_Problemler ve Görevler_:
1. Üniversite sınavı yazısında "Yıllar süren üniversiteye" sözcüklerini içeren ifadeyle açılıp "bazı tavsiyelerde bulunuyor." ile kapanan bölümü birebir kopyalayıp döndürün.
2. Üniversite sınavı üzerine yazıyı, gösterilen son cümlenin ardından sürdürün.
::: Çıkarılan Metin
Üniversite sınavı: Son mu, başlangıç mı?

Üniversite sınavı: Son mu, başlangıç mı?

Prof. Dr. Melih Bulut

Yıllar süren üniversiteye hazırlık eğitiminin sonunda gençlerin hayatta neye nasıl hazırlanmaları gerekiyor? Prof. Dr. Melih Bulut, yıllar süren deneyiminden yola çıkarak gençlerin dünyaya bakışını değiştirmek için bazı tavsiyelerde bulunuyor.

Sevgili Gençler, Sevgili Gençlerin Değerli Aileleri,

Öncelikle geçmiş olsun. Upuzun bir maratonun sonunda sınav süreci, şimdilik, sona erdi. İstediğiniz bir bölüme girdiyseniz çok mutlusunuz, giremediyseniz mutsuz. Hayatının epey ileri yıllarında, emekli bir çocuk cerrahisi profesörü ve hastane yöneticisi olarak her durumda işinizin hem kolay hem de zor olduğu kanısındayım. İşiniz kolay, bilgiye ulaşmak çok kolay; okulunuzda öğretilemeyenleri dijital dünyada bulabilirsiniz. İşiniz zor, dünyanın krizler ve dönüşüm dönemine denk geldiniz; eski kurumlarda, eski zihniyet etkisinde yeniye hazırlanmaya çalışacaksınız. Malum yaşlılar fırsat bulunca hemen gençlere nasihat vermeye başlar; ben de fırsattan yararlanarak bu yazımda özellikle gençlere bazı “Nasihatler” vereceğim.

Eşimle yaz aylarımızı Saros Körfezinde bir köyde geçiriyoruz. Geçtiğimiz günlerde torunlarımıza börek yapmak için İstanbul’dan getirdiğimiz yufkanın küflenmiş olduğunu gördük. Ben doğruca üç harfli süpermarkete koştum ve paketlenmiş yufka aldım. Üstünde yufka yazıyor ama yufka demeye bin şahit ister. Üstelik kat kat sıkıca paketlemişler. Her neyse cerrahideki ustalığımı kullanarak adeta ameliyat yapar gibi yufkaları açtım ve malzemelerin yarısını kurtarabildik de böreği salimen pişirdik.

Yufkaları açarken gösterdiğim özen örneğini özellikle sizlerle paylaşmak istedim; çünkü bir meslek edinince onun size sağladığı deneyimi, birikimi hayatınızın çeşitli alanlarında kullanabiliyorsunuz. Burada bir ders daha var. Eşim “Eminim markanın sorumluları bu şekilde paketlenmiş bir yufka ile hiç börek pişirmemişlerdir” dedi! Yani her zaman yaptığınız işin neye yaradığını ve ürünlerinizin nasıl kullanıldığını bilmek önemli. Her halükarda sevdiğiniz mesleği yapın ve o mesleği her yönüyle çok iyi öğrenin; yaptığınız işin ustası olun. Unutmayın bir işte uzmanlaşmak yani meslek sahibi olabilmek için en az 10.000 saat emek vermeniz gerekiyor.
::::::
::: Gösterilen Bilgiler
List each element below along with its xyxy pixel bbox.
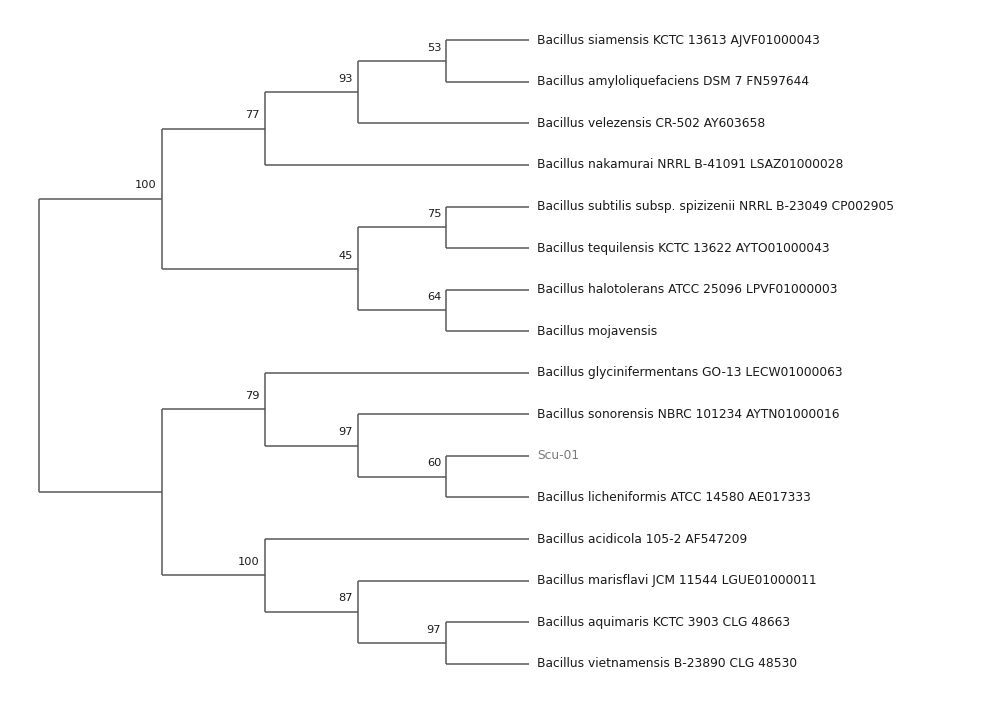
Text: 45: 45 — [339, 251, 353, 260]
Text: Bacillus amyloliquefaciens DSM 7 FN597644: Bacillus amyloliquefaciens DSM 7 FN59764… — [537, 75, 809, 88]
Text: 100: 100 — [135, 180, 157, 190]
Text: 64: 64 — [427, 292, 441, 302]
Text: Bacillus mojavensis: Bacillus mojavensis — [537, 325, 657, 338]
Text: 97: 97 — [427, 624, 441, 634]
Text: 53: 53 — [427, 43, 441, 53]
Text: 60: 60 — [427, 458, 441, 468]
Text: 97: 97 — [338, 427, 353, 437]
Text: 79: 79 — [245, 391, 260, 401]
Text: Bacillus acidicola 105-2 AF547209: Bacillus acidicola 105-2 AF547209 — [537, 532, 747, 546]
Text: Bacillus velezensis CR-502 AY603658: Bacillus velezensis CR-502 AY603658 — [537, 117, 765, 130]
Text: Scu-01: Scu-01 — [537, 449, 579, 463]
Text: Bacillus sonorensis NBRC 101234 AYTN01000016: Bacillus sonorensis NBRC 101234 AYTN0100… — [537, 408, 840, 421]
Text: Bacillus glycinifermentans GO-13 LECW01000063: Bacillus glycinifermentans GO-13 LECW010… — [537, 366, 843, 379]
Text: Bacillus licheniformis ATCC 14580 AE017333: Bacillus licheniformis ATCC 14580 AE0173… — [537, 491, 811, 504]
Text: 77: 77 — [245, 111, 260, 120]
Text: 87: 87 — [338, 593, 353, 603]
Text: Bacillus subtilis subsp. spizizenii NRRL B-23049 CP002905: Bacillus subtilis subsp. spizizenii NRRL… — [537, 200, 894, 213]
Text: Bacillus siamensis KCTC 13613 AJVF01000043: Bacillus siamensis KCTC 13613 AJVF010000… — [537, 34, 820, 46]
Text: Bacillus aquimaris KCTC 3903 CLG 48663: Bacillus aquimaris KCTC 3903 CLG 48663 — [537, 616, 790, 629]
Text: Bacillus marisflavi JCM 11544 LGUE01000011: Bacillus marisflavi JCM 11544 LGUE010000… — [537, 574, 817, 587]
Text: 93: 93 — [338, 74, 353, 84]
Text: 100: 100 — [238, 557, 260, 567]
Text: Bacillus vietnamensis B-23890 CLG 48530: Bacillus vietnamensis B-23890 CLG 48530 — [537, 658, 797, 670]
Text: 75: 75 — [427, 209, 441, 219]
Text: Bacillus tequilensis KCTC 13622 AYTO01000043: Bacillus tequilensis KCTC 13622 AYTO0100… — [537, 241, 830, 255]
Text: Bacillus nakamurai NRRL B-41091 LSAZ01000028: Bacillus nakamurai NRRL B-41091 LSAZ0100… — [537, 158, 844, 172]
Text: Bacillus halotolerans ATCC 25096 LPVF01000003: Bacillus halotolerans ATCC 25096 LPVF010… — [537, 283, 838, 296]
::::::
_Yanıt Olarak_:
1.
Yıllar süren üniversiteye hazırlık eğitiminin sonunda gençlerin hayatta neye nasıl hazırlanmaları gerekiyor? Prof. Dr. Melih Bulut, yıllar süren deneyiminden yola çıkarak gençlerin dünyaya bakışını değiştirmek için bazı tavsiyelerde bulunuyor.

2.
Politik Yol’daki eski yazılarımda içinden geçmekte olduğumuz krizlerden, devrim niteliğindeki dönüşümlerden ayrıntılı olarak söz ettim. Hemen şimdi onlara bir göz atmanızı tavsiye ederim. Öncelikle bu dönemin sizin eğitim ve çalışma hayatınıza denk gelmesi bir bakıma şans; çünkü dünyaya gelmiş geçmiş 110 milyar insan arasında böyle özel bir zamana tanıklık ediyor ve onu şekillendiriyorsunuz.

Evet, farkında olsanız da olmasanız da yeniçağı siz şekillendiriyorsunuz veya şekillendireceksiniz. O nedenle bir taraftan mesleğinizde iyi olmaya çalışırken; bir taraftan da yeniçağın kurumlarını, değerlerini, sistemlerini hayata geçireceksiniz. Örneğin Türkiye’nin sağlık sorunlarını aşmada geçmiş başarıları ortada. Ama bugün sistem tıkandı ve bütünsel bir bakışla yeni bir sağlık sistemi kurmak gerekli. Bugünden tezi yok tıp kazanan arkadaşlarımızın içinde hizmet verecekleri sistem hakkında düşünmeye ve tartışmaya başlamaları gerek. Eğer siz düşünmez, konuşmaz, üretmez iseniz sizin yerine başkaları bunu memnuniyetle yapacak ve size kendi sistemleri, değerlerini dayatacaklardır.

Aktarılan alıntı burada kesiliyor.